_WHAT IS BEING ASKED_
Select all lines with the string "направленный" in them, and copy those lines.

....................

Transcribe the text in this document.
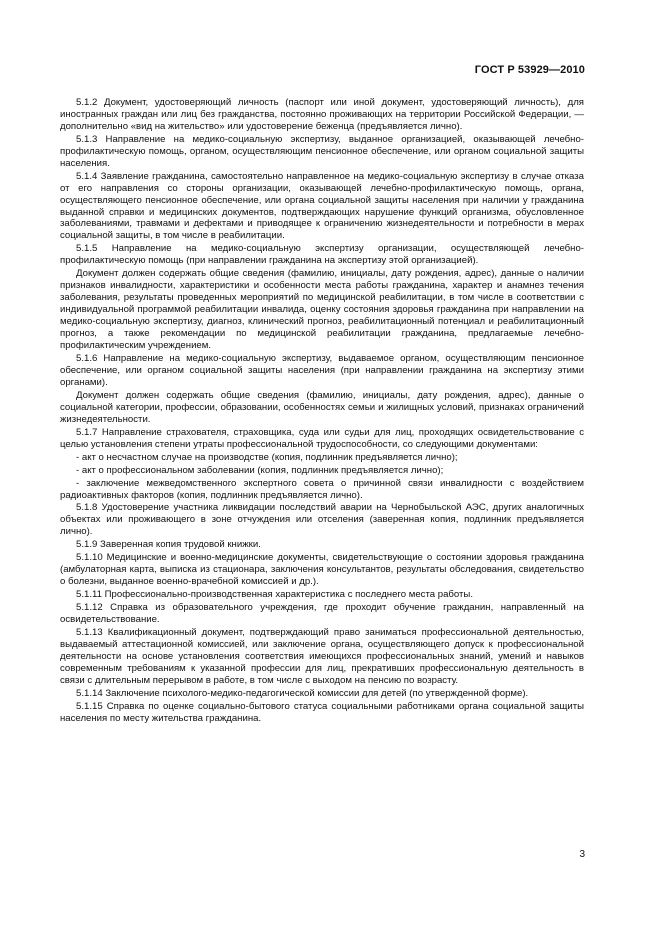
ГОСТ Р 53929—2010

5.1.2 Документ, удостоверяющий личность (паспорт или иной документ, удостоверяющий личность), для иностранных граждан или лиц без гражданства, постоянно проживающих на территории Российской Федерации, — дополнительно «вид на жительство» или удостоверение беженца (предъявляется лично).

5.1.3 Направление на медико-социальную экспертизу, выданное организацией, оказывающей лечебно-профилактическую помощь, органом, осуществляющим пенсионное обеспечение, или органом социальной защиты населения.

5.1.4 Заявление гражданина, самостоятельно направленное на медико-социальную экспертизу в случае отказа от его направления со стороны организации, оказывающей лечебно-профилактическую помощь, органа, осуществляющего пенсионное обеспечение, или органа социальной защиты населения при наличии у гражданина выданной справки и медицинских документов, подтверждающих нарушение функций организма, обусловленное заболеваниями, травмами и дефектами и приводящее к ограничению жизнедеятельности и потребности в мерах социальной защиты, в том числе в реабилитации.

5.1.5 Направление на медико-социальную экспертизу организации, осуществляющей лечебно-профилактическую помощь (при направлении гражданина на экспертизу этой организацией).

Документ должен содержать общие сведения (фамилию, инициалы, дату рождения, адрес), данные о наличии признаков инвалидности, характеристики и особенности места работы гражданина, характер и анамнез течения заболевания, результаты проведенных мероприятий по медицинской реабилитации, в том числе в соответствии с индивидуальной программой реабилитации инвалида, оценку состояния здоровья гражданина при направлении на медико-социальную экспертизу, диагноз, клинический прогноз, реабилитационный потенциал и реабилитационный прогноз, а также рекомендации по медицинской реабилитации гражданина, предлагаемые лечебно-профилактическим учреждением.

5.1.6 Направление на медико-социальную экспертизу, выдаваемое органом, осуществляющим пенсионное обеспечение, или органом социальной защиты населения (при направлении гражданина на экспертизу этими органами).

Документ должен содержать общие сведения (фамилию, инициалы, дату рождения, адрес), данные о социальной категории, профессии, образовании, особенностях семьи и жилищных условий, признаках ограничений жизнедеятельности.

5.1.7 Направление страхователя, страховщика, суда или судьи для лиц, проходящих освидетельствование с целью установления степени утраты профессиональной трудоспособности, со следующими документами:

- акт о несчастном случае на производстве (копия, подлинник предъявляется лично);

- акт о профессиональном заболевании (копия, подлинник предъявляется лично);

- заключение межведомственного экспертного совета о причинной связи инвалидности с воздействием радиоактивных факторов (копия, подлинник предъявляется лично).

5.1.8 Удостоверение участника ликвидации последствий аварии на Чернобыльской АЭС, других аналогичных объектах или проживающего в зоне отчуждения или отселения (заверенная копия, подлинник предъявляется лично).

5.1.9 Заверенная копия трудовой книжки.

5.1.10 Медицинские и военно-медицинские документы, свидетельствующие о состоянии здоровья гражданина (амбулаторная карта, выписка из стационара, заключения консультантов, результаты обследования, свидетельство о болезни, выданное военно-врачебной комиссией и др.).

5.1.11 Профессионально-производственная характеристика с последнего места работы.

5.1.12 Справка из образовательного учреждения, где проходит обучение гражданин, направленный на освидетельствование.

5.1.13 Квалификационный документ, подтверждающий право заниматься профессиональной деятельностью, выдаваемый аттестационной комиссией, или заключение органа, осуществляющего допуск к профессиональной деятельности на основе установления соответствия имеющихся профессиональных знаний, умений и навыков современным требованиям к указанной профессии для лиц, прекративших профессиональную деятельность в связи с длительным перерывом в работе, в том числе с выходом на пенсию по возрасту.

5.1.14 Заключение психолого-медико-педагогической комиссии для детей (по утвержденной форме).

5.1.15 Справка по оценке социально-бытового статуса социальными работниками органа социальной защиты населения по месту жительства гражданина.

3
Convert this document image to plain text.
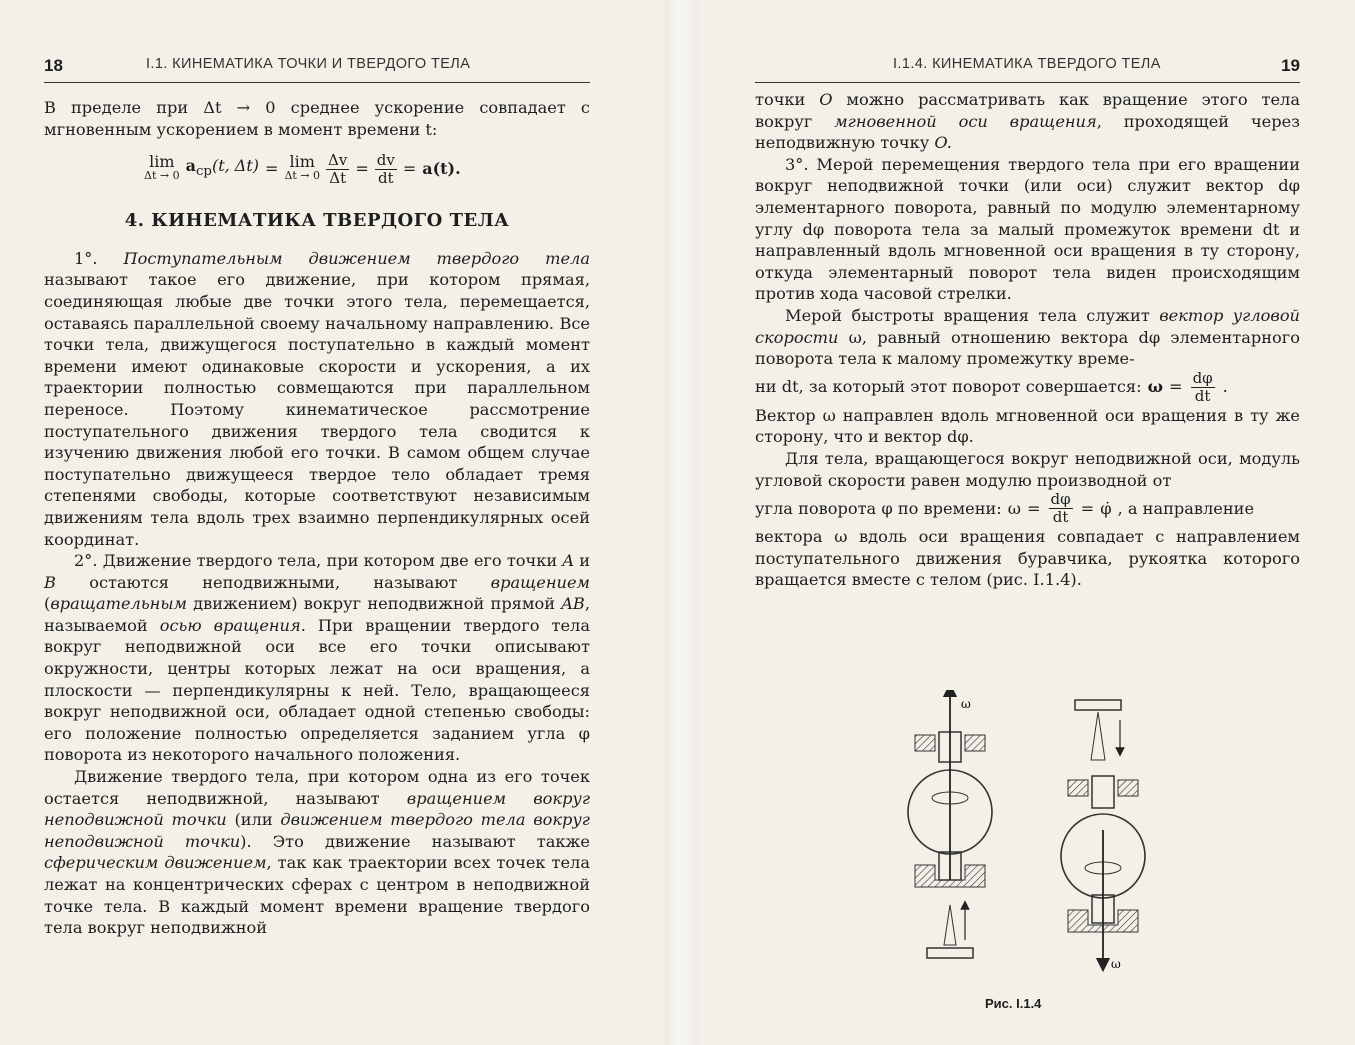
18	I.1. КИНЕМАТИКА ТОЧКИ И ТВЕРДОГО ТЕЛА

В пределе при Δt → 0 среднее ускорение совпадает с мгновенным ускорением в момент времени t:

lim
Δt → 0
$a_{ср}(t$, Δt) = lim
$\Delta t \to 0 \frac{\Delta v}{\Delta t} = \frac{dv}{dt} = a(t)$.
4. КИНЕМАТИКА ТВЕРДОГО ТЕЛА

1°. Поступательным движением твердого тела называют такое его движение, при котором прямая, соединяющая любые две точки этого тела, перемещается, оставаясь параллельной своему начальному направлению. Все точки тела, движущегося поступательно в каждый момент времени имеют одинаковые скорости и ускорения, а их траектории полностью совмещаются при параллельном переносе. Поэтому кинематическое рассмотрение поступательного движения твердого тела сводится к изучению движения любой его точки. В самом общем случае поступательно движущееся твердое тело обладает тремя степенями свободы, которые соответствуют независимым движениям тела вдоль трех взаимно перпендикулярных осей координат.

2°. Движение твердого тела, при котором две его точки A и B остаются неподвижными, называют вращением (вращательным движением) вокруг неподвижной прямой AB, называемой осью вращения. При вращении твердого тела вокруг неподвижной оси все его точки описывают окружности, центры которых лежат на оси вращения, а плоскости — перпендикулярны к ней. Тело, вращающееся вокруг неподвижной оси, обладает одной степенью свободы: его положение полностью определяется заданием угла φ поворота из некоторого начального положения.

Движение твердого тела, при котором одна из его точек остается неподвижной, называют вращением вокруг неподвижной точки (или движением твердого тела вокруг неподвижной точки). Это движение называют также сферическим движением, так как траектории всех точек тела лежат на концентрических сферах с центром в неподвижной точке тела. В каждый момент времени вращение твердого тела вокруг неподвижной

I.1.4. КИНЕМАТИКА ТВЕРДОГО ТЕЛА	19

точки O можно рассматривать как вращение этого тела вокруг мгновенной оси вращения, проходящей через неподвижную точку O.

3°. Мерой перемещения твердого тела при его вращении вокруг неподвижной точки (или оси) служит вектор dφ элементарного поворота, равный по модулю элементарному углу dφ поворота тела за малый промежуток времени dt и направленный вдоль мгновенной оси вращения в ту сторону, откуда элементарный поворот тела виден происходящим против хода часовой стрелки.

Мерой быстроты вращения тела служит вектор угловой скорости ω, равный отношению вектора dφ элементарного поворота тела к малому промежутку време-

ни dt, за который этот поворот совершается: $\omega = \frac{d\varphi}{dt}$ .

Вектор ω направлен вдоль мгновенной оси вращения в ту же сторону, что и вектор dφ.

Для тела, вращающегося вокруг неподвижной оси, модуль угловой скорости равен модулю производной от

угла поворота φ по времени: $\omega = \frac{d\varphi}{dt}$ = φ̇ , а направление

вектора ω вдоль оси вращения совпадает с направлением поступательного движения буравчика, рукоятка которого вращается вместе с телом (рис. I.1.4).

ω
ω
Рис. I.1.4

....................

_ANSWER BELOW_
5.1.12 Справка из образовательного учреждения, где проходит обучение гражданин, направленный на освидетельствование.
3°. Мерой перемещения твердого тела при его вращении вокруг неподвижной точки (или оси) служит вектор dφ элементарного поворота, равный по модулю элементарному углу dφ поворота тела за малый промежуток времени dt и направленный вдоль мгновенной оси вращения в ту сторону, откуда элементарный поворот тела виден происходящим против хода часовой стрелки.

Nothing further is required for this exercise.